Records from a data source
+++++

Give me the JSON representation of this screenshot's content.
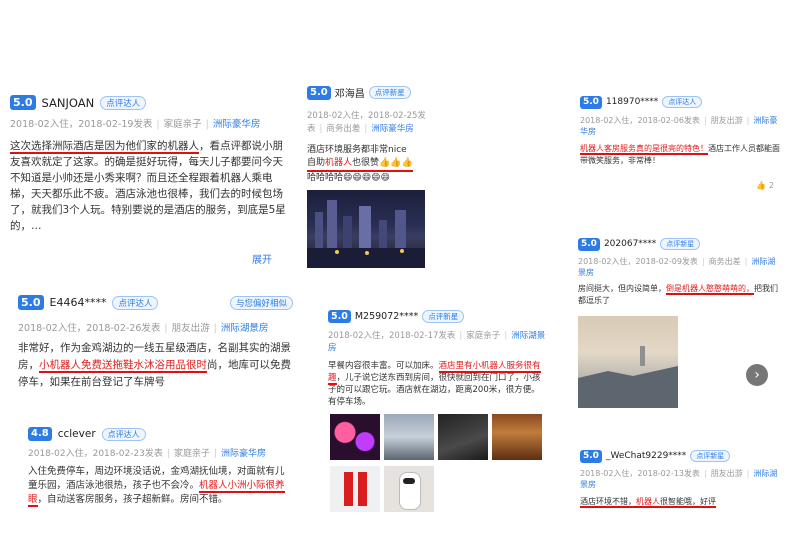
{
  "accent": "#2d7be5",
  "highlight": "#e01b1b",
  "card1": {
    "score": "5.0",
    "user": "SANJOAN",
    "badge": "点评达人",
    "checkin": "2018-02入住，",
    "posted": "2018-02-19发表",
    "trip": "家庭亲子",
    "room": "洲际豪华房",
    "line1": "这次选择洲际酒店是因为他们家的机器人",
    "line1b": "，看点评都说小朋友喜欢就定了这家。的确是挺好玩得，每天儿子都要问今天不知道是小帅还是小秀来啊？而且还全程跟着机器人乘电梯，天天都乐此不疲。酒店泳池也很棒，我们去的时候包场了，就我们3个人玩。特别要说的是酒店的服务，到底是5星的，…",
    "more": "展开"
  },
  "card2": {
    "score": "5.0",
    "user": "E4464****",
    "badge": "点评达人",
    "tag": "与您偏好相似",
    "checkin": "2018-02入住，",
    "posted": "2018-02-26发表",
    "trip": "朋友出游",
    "room": "洲际湖景房",
    "text_a": "非常好，作为金鸡湖边的一线五星级酒店，名副其实的湖景房，",
    "highlight": "小机器人免费送拖鞋水沐浴用品很时",
    "text_b": "尚，地库可以免费停车，如果在前台登记了车牌号"
  },
  "card3": {
    "score": "4.8",
    "user": "cclever",
    "badge": "点评达人",
    "checkin": "2018-02入住，",
    "posted": "2018-02-23发表",
    "trip": "家庭亲子",
    "room": "洲际豪华房",
    "text_a": "入住免费停车，周边环境没话说，金鸡湖抚仙境，对面就有儿童乐园，酒店泳池很热，孩子也不会冷。",
    "highlight": "机器人小洲小际很养眼",
    "text_b": "，自动送客房服务，孩子超新鲜。房间不错。"
  },
  "card4": {
    "score": "5.0",
    "user": "邓海昌",
    "badge": "点评新星",
    "checkin": "2018-02入住，",
    "posted": "2018-02-25发表",
    "trip": "商务出差",
    "room": "洲际豪华房",
    "text_a": "酒店环境服务都非常nice",
    "highlight_prefix": "自助",
    "highlight": "机器人",
    "highlight_suffix": "也很赞",
    "emoji1": "👍👍👍",
    "text_b": "哈哈哈哈",
    "emoji2": "😄😄😄😄😄"
  },
  "card5": {
    "score": "5.0",
    "user": "M259072****",
    "badge": "点评新星",
    "checkin": "2018-02入住，",
    "posted": "2018-02-17发表",
    "trip": "家庭亲子",
    "room": "洲际湖景房",
    "text_a": "早餐内容很丰富。可以加床。",
    "highlight": "酒店里有小机器人服务很有趣",
    "text_b": "，儿子说它送东西到房间，很快就回到在门口了，小孩子的可以跟它玩。酒店就在湖边，距离200米，很方便。有停车场。"
  },
  "card6": {
    "score": "5.0",
    "user": "118970****",
    "badge": "点评达人",
    "checkin": "2018-02入住，",
    "posted": "2018-02-06发表",
    "trip": "朋友出游",
    "room": "洲际豪华房",
    "highlight": "机器人客房服务真的是很亮的特色！",
    "text_b": "酒店工作人员都能面带微笑服务，非常棒！",
    "likes": "2"
  },
  "card7": {
    "score": "5.0",
    "user": "202067****",
    "badge": "点评新星",
    "checkin": "2018-02入住，",
    "posted": "2018-02-09发表",
    "trip": "商务出差",
    "room": "洲际湖景房",
    "text_a": "房间挺大，但内设简单，",
    "highlight": "倒是机器人憨憨萌萌的，",
    "text_b": "把我们都逗乐了"
  },
  "card8": {
    "score": "5.0",
    "user": "_WeChat9229****",
    "badge": "点评新星",
    "checkin": "2018-02入住，",
    "posted": "2018-02-13发表",
    "trip": "朋友出游",
    "room": "洲际湖景房",
    "text_a": "酒店环境不错，",
    "highlight": "机器人",
    "text_b": "很智能哦，好评"
  }
}
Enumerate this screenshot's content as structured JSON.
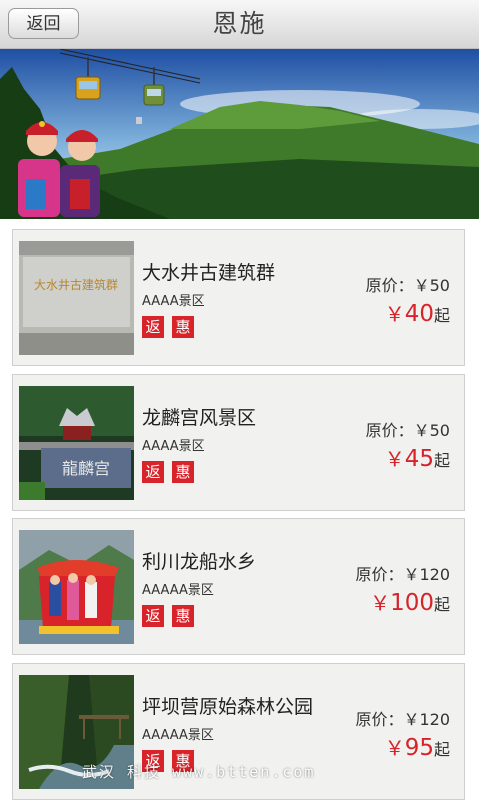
{
  "header": {
    "back_label": "返回",
    "title": "恩施"
  },
  "spots": [
    {
      "name": "大水井古建筑群",
      "grade": "AAAA景区",
      "orig_label": "原价：",
      "orig_price": "￥50",
      "yen": "￥",
      "price": "40",
      "suffix": "起",
      "tag_fan": "返",
      "tag_hui": "惠",
      "thumb_text": "大水井古建筑群"
    },
    {
      "name": "龙麟宫风景区",
      "grade": "AAAA景区",
      "orig_label": "原价：",
      "orig_price": "￥50",
      "yen": "￥",
      "price": "45",
      "suffix": "起",
      "tag_fan": "返",
      "tag_hui": "惠",
      "thumb_text": "龍麟宫"
    },
    {
      "name": "利川龙船水乡",
      "grade": "AAAAA景区",
      "orig_label": "原价：",
      "orig_price": "￥120",
      "yen": "￥",
      "price": "100",
      "suffix": "起",
      "tag_fan": "返",
      "tag_hui": "惠"
    },
    {
      "name": "坪坝营原始森林公园",
      "grade": "AAAAA景区",
      "orig_label": "原价：",
      "orig_price": "￥120",
      "yen": "￥",
      "price": "95",
      "suffix": "起",
      "tag_fan": "返",
      "tag_hui": "惠"
    }
  ],
  "watermark": "武汉 科技 www.btten.com",
  "colors": {
    "accent_red": "#d8232a",
    "card_bg": "#f1f1f0"
  }
}
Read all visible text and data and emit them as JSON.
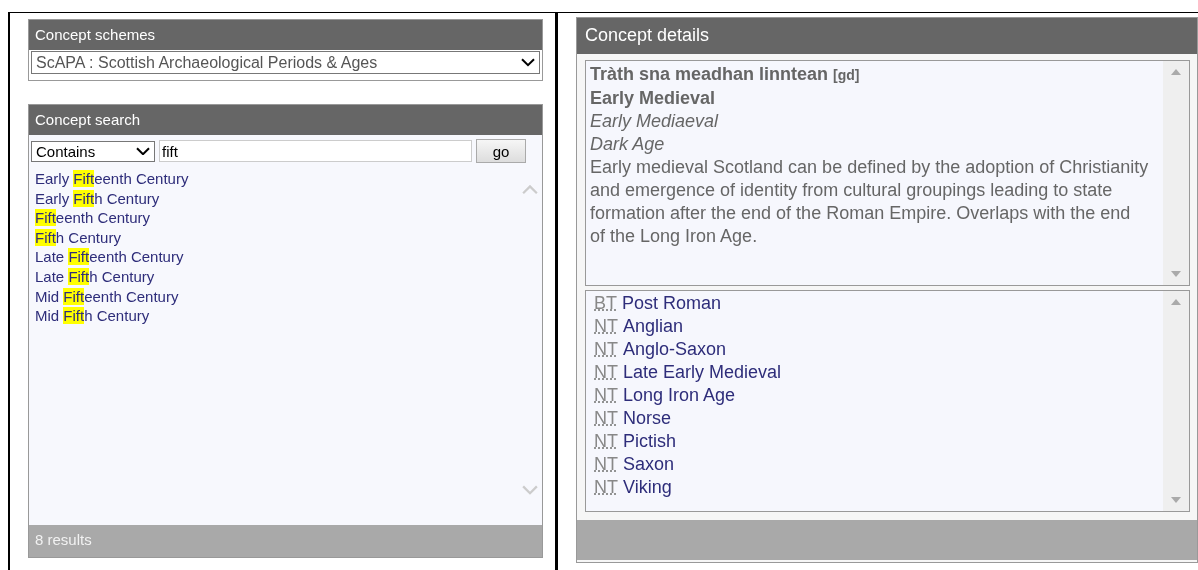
{
  "schemes": {
    "title": "Concept schemes",
    "selected": "ScAPA : Scottish Archaeological Periods & Ages"
  },
  "search": {
    "title": "Concept search",
    "mode": "Contains",
    "query": "fift",
    "button": "go",
    "results": [
      {
        "before": "Early ",
        "match": "Fift",
        "after": "eenth Century"
      },
      {
        "before": "Early ",
        "match": "Fift",
        "after": "h Century"
      },
      {
        "match": "Fift",
        "after": "eenth Century"
      },
      {
        "match": "Fift",
        "after": "h Century"
      },
      {
        "before": "Late ",
        "match": "Fift",
        "after": "eenth Century"
      },
      {
        "before": "Late ",
        "match": "Fift",
        "after": "h Century"
      },
      {
        "before": "Mid ",
        "match": "Fift",
        "after": "eenth Century"
      },
      {
        "before": "Mid ",
        "match": "Fift",
        "after": "h Century"
      }
    ],
    "status": "8 results"
  },
  "details": {
    "title": "Concept details",
    "label": "Tràth sna meadhan linntean",
    "language": "[gd]",
    "preferred": "Early Medieval",
    "alt_labels": [
      "Early Mediaeval",
      "Dark Age"
    ],
    "definition": "Early medieval Scotland can be defined by the adoption of Christianity and emergence of identity from cultural groupings leading to state formation after the end of the Roman Empire. Overlaps with the end of the Long Iron Age.",
    "relations": [
      {
        "type": "BT",
        "label": "Post Roman"
      },
      {
        "type": "NT",
        "label": "Anglian"
      },
      {
        "type": "NT",
        "label": "Anglo-Saxon"
      },
      {
        "type": "NT",
        "label": "Late Early Medieval"
      },
      {
        "type": "NT",
        "label": "Long Iron Age"
      },
      {
        "type": "NT",
        "label": "Norse"
      },
      {
        "type": "NT",
        "label": "Pictish"
      },
      {
        "type": "NT",
        "label": "Saxon"
      },
      {
        "type": "NT",
        "label": "Viking"
      }
    ]
  }
}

+++++

REQUIREMENT: Copy every line above word for word and exclude the pictures.

RESULT FOR THIS TASK:
Give me the JSON representation of this screenshot's content.
{
  "accent": "#2d7be5",
  "highlight": "#e01b1b",
  "card1": {
    "score": "5.0",
    "user": "SANJOAN",
    "badge": "点评达人",
    "checkin": "2018-02入住，",
    "posted": "2018-02-19发表",
    "trip": "家庭亲子",
    "room": "洲际豪华房",
    "line1": "这次选择洲际酒店是因为他们家的机器人",
    "line1b": "，看点评都说小朋友喜欢就定了这家。的确是挺好玩得，每天儿子都要问今天不知道是小帅还是小秀来啊？而且还全程跟着机器人乘电梯，天天都乐此不疲。酒店泳池也很棒，我们去的时候包场了，就我们3个人玩。特别要说的是酒店的服务，到底是5星的，…",
    "more": "展开"
  },
  "card2": {
    "score": "5.0",
    "user": "E4464****",
    "badge": "点评达人",
    "tag": "与您偏好相似",
    "checkin": "2018-02入住，",
    "posted": "2018-02-26发表",
    "trip": "朋友出游",
    "room": "洲际湖景房",
    "text_a": "非常好，作为金鸡湖边的一线五星级酒店，名副其实的湖景房，",
    "highlight": "小机器人免费送拖鞋水沐浴用品很时",
    "text_b": "尚，地库可以免费停车，如果在前台登记了车牌号"
  },
  "card3": {
    "score": "4.8",
    "user": "cclever",
    "badge": "点评达人",
    "checkin": "2018-02入住，",
    "posted": "2018-02-23发表",
    "trip": "家庭亲子",
    "room": "洲际豪华房",
    "text_a": "入住免费停车，周边环境没话说，金鸡湖抚仙境，对面就有儿童乐园，酒店泳池很热，孩子也不会冷。",
    "highlight": "机器人小洲小际很养眼",
    "text_b": "，自动送客房服务，孩子超新鲜。房间不错。"
  },
  "card4": {
    "score": "5.0",
    "user": "邓海昌",
    "badge": "点评新星",
    "checkin": "2018-02入住，",
    "posted": "2018-02-25发表",
    "trip": "商务出差",
    "room": "洲际豪华房",
    "text_a": "酒店环境服务都非常nice",
    "highlight_prefix": "自助",
    "highlight": "机器人",
    "highlight_suffix": "也很赞",
    "emoji1": "👍👍👍",
    "text_b": "哈哈哈哈",
    "emoji2": "😄😄😄😄😄"
  },
  "card5": {
    "score": "5.0",
    "user": "M259072****",
    "badge": "点评新星",
    "checkin": "2018-02入住，",
    "posted": "2018-02-17发表",
    "trip": "家庭亲子",
    "room": "洲际湖景房",
    "text_a": "早餐内容很丰富。可以加床。",
    "highlight": "酒店里有小机器人服务很有趣",
    "text_b": "，儿子说它送东西到房间，很快就回到在门口了，小孩子的可以跟它玩。酒店就在湖边，距离200米，很方便。有停车场。"
  },
  "card6": {
    "score": "5.0",
    "user": "118970****",
    "badge": "点评达人",
    "checkin": "2018-02入住，",
    "posted": "2018-02-06发表",
    "trip": "朋友出游",
    "room": "洲际豪华房",
    "highlight": "机器人客房服务真的是很亮的特色！",
    "text_b": "酒店工作人员都能面带微笑服务，非常棒！",
    "likes": "2"
  },
  "card7": {
    "score": "5.0",
    "user": "202067****",
    "badge": "点评新星",
    "checkin": "2018-02入住，",
    "posted": "2018-02-09发表",
    "trip": "商务出差",
    "room": "洲际湖景房",
    "text_a": "房间挺大，但内设简单，",
    "highlight": "倒是机器人憨憨萌萌的，",
    "text_b": "把我们都逗乐了"
  },
  "card8": {
    "score": "5.0",
    "user": "_WeChat9229****",
    "badge": "点评新星",
    "checkin": "2018-02入住，",
    "posted": "2018-02-13发表",
    "trip": "朋友出游",
    "room": "洲际湖景房",
    "text_a": "酒店环境不错，",
    "highlight": "机器人",
    "text_b": "很智能哦，好评"
  }
}
Enumerate this screenshot's content as structured JSON.
{
  "header": {
    "back_label": "返回",
    "title": "恩施"
  },
  "spots": [
    {
      "name": "大水井古建筑群",
      "grade": "AAAA景区",
      "orig_label": "原价：",
      "orig_price": "￥50",
      "yen": "￥",
      "price": "40",
      "suffix": "起",
      "tag_fan": "返",
      "tag_hui": "惠",
      "thumb_text": "大水井古建筑群"
    },
    {
      "name": "龙麟宫风景区",
      "grade": "AAAA景区",
      "orig_label": "原价：",
      "orig_price": "￥50",
      "yen": "￥",
      "price": "45",
      "suffix": "起",
      "tag_fan": "返",
      "tag_hui": "惠",
      "thumb_text": "龍麟宫"
    },
    {
      "name": "利川龙船水乡",
      "grade": "AAAAA景区",
      "orig_label": "原价：",
      "orig_price": "￥120",
      "yen": "￥",
      "price": "100",
      "suffix": "起",
      "tag_fan": "返",
      "tag_hui": "惠"
    },
    {
      "name": "坪坝营原始森林公园",
      "grade": "AAAAA景区",
      "orig_label": "原价：",
      "orig_price": "￥120",
      "yen": "￥",
      "price": "95",
      "suffix": "起",
      "tag_fan": "返",
      "tag_hui": "惠"
    }
  ],
  "watermark": "武汉 科技 www.btten.com",
  "colors": {
    "accent_red": "#d8232a",
    "card_bg": "#f1f1f0"
  }
}
Read all visible text and data and emit them as JSON.
{
  "schemes": {
    "title": "Concept schemes",
    "selected": "ScAPA : Scottish Archaeological Periods & Ages"
  },
  "search": {
    "title": "Concept search",
    "mode": "Contains",
    "query": "fift",
    "button": "go",
    "results": [
      {
        "before": "Early ",
        "match": "Fift",
        "after": "eenth Century"
      },
      {
        "before": "Early ",
        "match": "Fift",
        "after": "h Century"
      },
      {
        "match": "Fift",
        "after": "eenth Century"
      },
      {
        "match": "Fift",
        "after": "h Century"
      },
      {
        "before": "Late ",
        "match": "Fift",
        "after": "eenth Century"
      },
      {
        "before": "Late ",
        "match": "Fift",
        "after": "h Century"
      },
      {
        "before": "Mid ",
        "match": "Fift",
        "after": "eenth Century"
      },
      {
        "before": "Mid ",
        "match": "Fift",
        "after": "h Century"
      }
    ],
    "status": "8 results"
  },
  "details": {
    "title": "Concept details",
    "label": "Tràth sna meadhan linntean",
    "language": "[gd]",
    "preferred": "Early Medieval",
    "alt_labels": [
      "Early Mediaeval",
      "Dark Age"
    ],
    "definition": "Early medieval Scotland can be defined by the adoption of Christianity and emergence of identity from cultural groupings leading to state formation after the end of the Roman Empire. Overlaps with the end of the Long Iron Age.",
    "relations": [
      {
        "type": "BT",
        "label": "Post Roman"
      },
      {
        "type": "NT",
        "label": "Anglian"
      },
      {
        "type": "NT",
        "label": "Anglo-Saxon"
      },
      {
        "type": "NT",
        "label": "Late Early Medieval"
      },
      {
        "type": "NT",
        "label": "Long Iron Age"
      },
      {
        "type": "NT",
        "label": "Norse"
      },
      {
        "type": "NT",
        "label": "Pictish"
      },
      {
        "type": "NT",
        "label": "Saxon"
      },
      {
        "type": "NT",
        "label": "Viking"
      }
    ]
  }
}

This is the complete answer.